=== Stated problem ===
Report back each line of the records that contains the string "طريق".

--------------------------------------------------

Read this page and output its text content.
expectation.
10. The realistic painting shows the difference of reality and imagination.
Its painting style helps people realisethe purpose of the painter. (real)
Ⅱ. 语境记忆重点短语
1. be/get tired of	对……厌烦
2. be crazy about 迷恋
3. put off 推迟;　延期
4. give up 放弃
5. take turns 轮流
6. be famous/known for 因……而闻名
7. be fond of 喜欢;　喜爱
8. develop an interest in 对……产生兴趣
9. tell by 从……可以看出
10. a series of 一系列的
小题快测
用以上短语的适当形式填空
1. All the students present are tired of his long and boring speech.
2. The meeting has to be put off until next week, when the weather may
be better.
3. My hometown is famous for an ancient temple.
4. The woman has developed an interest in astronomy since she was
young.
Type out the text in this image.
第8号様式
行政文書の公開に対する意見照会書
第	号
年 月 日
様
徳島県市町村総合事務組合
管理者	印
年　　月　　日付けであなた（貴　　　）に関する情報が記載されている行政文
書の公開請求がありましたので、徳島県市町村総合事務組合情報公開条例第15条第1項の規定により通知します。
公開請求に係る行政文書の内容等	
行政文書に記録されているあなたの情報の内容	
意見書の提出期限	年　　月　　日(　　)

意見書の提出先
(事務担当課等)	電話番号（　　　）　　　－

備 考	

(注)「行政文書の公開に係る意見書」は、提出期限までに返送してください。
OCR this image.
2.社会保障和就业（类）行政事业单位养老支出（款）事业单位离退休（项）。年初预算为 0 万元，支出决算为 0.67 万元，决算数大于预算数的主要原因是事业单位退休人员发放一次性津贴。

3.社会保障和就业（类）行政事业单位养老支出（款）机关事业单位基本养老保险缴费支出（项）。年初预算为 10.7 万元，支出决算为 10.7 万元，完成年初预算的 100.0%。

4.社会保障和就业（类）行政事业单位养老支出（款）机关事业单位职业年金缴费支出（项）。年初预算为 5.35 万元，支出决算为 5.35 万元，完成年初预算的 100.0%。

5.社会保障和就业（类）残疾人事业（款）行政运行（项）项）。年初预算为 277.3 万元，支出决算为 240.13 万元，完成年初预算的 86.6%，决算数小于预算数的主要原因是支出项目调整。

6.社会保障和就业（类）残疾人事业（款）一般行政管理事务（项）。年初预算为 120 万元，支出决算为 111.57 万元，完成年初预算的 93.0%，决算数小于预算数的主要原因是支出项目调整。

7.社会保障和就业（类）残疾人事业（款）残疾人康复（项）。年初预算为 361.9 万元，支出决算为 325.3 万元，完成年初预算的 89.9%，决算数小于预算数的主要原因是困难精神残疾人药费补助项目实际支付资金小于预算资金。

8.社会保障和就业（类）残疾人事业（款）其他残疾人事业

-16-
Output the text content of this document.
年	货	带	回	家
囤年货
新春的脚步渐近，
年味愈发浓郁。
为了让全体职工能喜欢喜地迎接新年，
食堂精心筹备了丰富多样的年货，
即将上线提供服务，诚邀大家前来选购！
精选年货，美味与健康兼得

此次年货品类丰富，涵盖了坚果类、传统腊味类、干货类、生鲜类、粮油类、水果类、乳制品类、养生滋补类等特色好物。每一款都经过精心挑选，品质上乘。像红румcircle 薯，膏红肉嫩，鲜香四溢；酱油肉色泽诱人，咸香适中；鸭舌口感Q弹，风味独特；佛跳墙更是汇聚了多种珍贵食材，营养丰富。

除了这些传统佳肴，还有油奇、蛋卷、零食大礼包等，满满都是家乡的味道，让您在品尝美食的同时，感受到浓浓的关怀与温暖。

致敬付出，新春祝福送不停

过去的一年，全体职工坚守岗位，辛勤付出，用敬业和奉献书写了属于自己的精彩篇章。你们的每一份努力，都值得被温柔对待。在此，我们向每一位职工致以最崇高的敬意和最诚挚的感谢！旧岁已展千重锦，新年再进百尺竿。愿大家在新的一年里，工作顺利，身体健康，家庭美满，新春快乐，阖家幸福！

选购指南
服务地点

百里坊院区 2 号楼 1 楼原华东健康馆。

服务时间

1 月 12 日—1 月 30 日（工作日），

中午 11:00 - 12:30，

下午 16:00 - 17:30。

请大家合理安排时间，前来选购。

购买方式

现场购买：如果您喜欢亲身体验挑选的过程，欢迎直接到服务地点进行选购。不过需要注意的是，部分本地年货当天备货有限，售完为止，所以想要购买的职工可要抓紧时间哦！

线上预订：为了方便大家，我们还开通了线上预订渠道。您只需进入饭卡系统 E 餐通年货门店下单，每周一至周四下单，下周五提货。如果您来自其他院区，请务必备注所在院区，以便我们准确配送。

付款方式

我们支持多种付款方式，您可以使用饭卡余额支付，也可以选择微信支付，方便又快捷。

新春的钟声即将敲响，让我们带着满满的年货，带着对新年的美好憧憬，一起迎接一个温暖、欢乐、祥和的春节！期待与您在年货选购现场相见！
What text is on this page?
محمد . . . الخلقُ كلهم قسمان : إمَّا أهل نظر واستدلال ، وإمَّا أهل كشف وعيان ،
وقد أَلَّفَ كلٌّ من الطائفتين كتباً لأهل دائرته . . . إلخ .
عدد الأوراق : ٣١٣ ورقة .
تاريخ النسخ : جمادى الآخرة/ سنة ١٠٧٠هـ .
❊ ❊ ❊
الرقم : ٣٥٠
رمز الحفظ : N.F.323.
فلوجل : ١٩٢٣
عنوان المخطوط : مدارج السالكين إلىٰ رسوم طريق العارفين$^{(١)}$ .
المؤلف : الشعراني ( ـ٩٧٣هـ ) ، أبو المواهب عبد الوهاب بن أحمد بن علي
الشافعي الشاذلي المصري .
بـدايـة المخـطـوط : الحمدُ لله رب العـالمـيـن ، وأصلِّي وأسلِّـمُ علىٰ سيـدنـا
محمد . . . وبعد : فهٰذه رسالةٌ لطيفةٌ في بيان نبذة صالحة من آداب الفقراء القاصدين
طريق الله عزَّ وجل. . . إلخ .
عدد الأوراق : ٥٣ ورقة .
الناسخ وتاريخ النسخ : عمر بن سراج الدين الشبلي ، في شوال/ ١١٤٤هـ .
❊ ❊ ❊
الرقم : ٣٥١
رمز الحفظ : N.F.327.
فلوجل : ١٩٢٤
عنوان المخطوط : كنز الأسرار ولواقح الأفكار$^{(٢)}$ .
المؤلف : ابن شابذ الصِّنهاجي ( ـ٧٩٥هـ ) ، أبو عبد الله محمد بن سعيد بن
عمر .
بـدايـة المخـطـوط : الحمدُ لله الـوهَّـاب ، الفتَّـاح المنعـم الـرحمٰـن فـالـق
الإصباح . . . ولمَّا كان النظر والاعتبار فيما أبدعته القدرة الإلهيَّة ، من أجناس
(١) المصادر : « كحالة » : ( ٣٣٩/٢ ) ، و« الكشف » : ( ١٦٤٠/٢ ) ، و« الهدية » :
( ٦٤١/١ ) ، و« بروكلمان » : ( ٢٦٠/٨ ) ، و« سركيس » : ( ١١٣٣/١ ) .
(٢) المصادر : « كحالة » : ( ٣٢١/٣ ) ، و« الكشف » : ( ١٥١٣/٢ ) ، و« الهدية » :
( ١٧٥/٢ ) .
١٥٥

--------------------------------------------------

=== Task solution ===
عنوان المخطوط : مدارج السالكين إلىٰ رسوم طريق العارفين$^{(١)}$ .
طريق الله عزَّ وجل. . . إلخ .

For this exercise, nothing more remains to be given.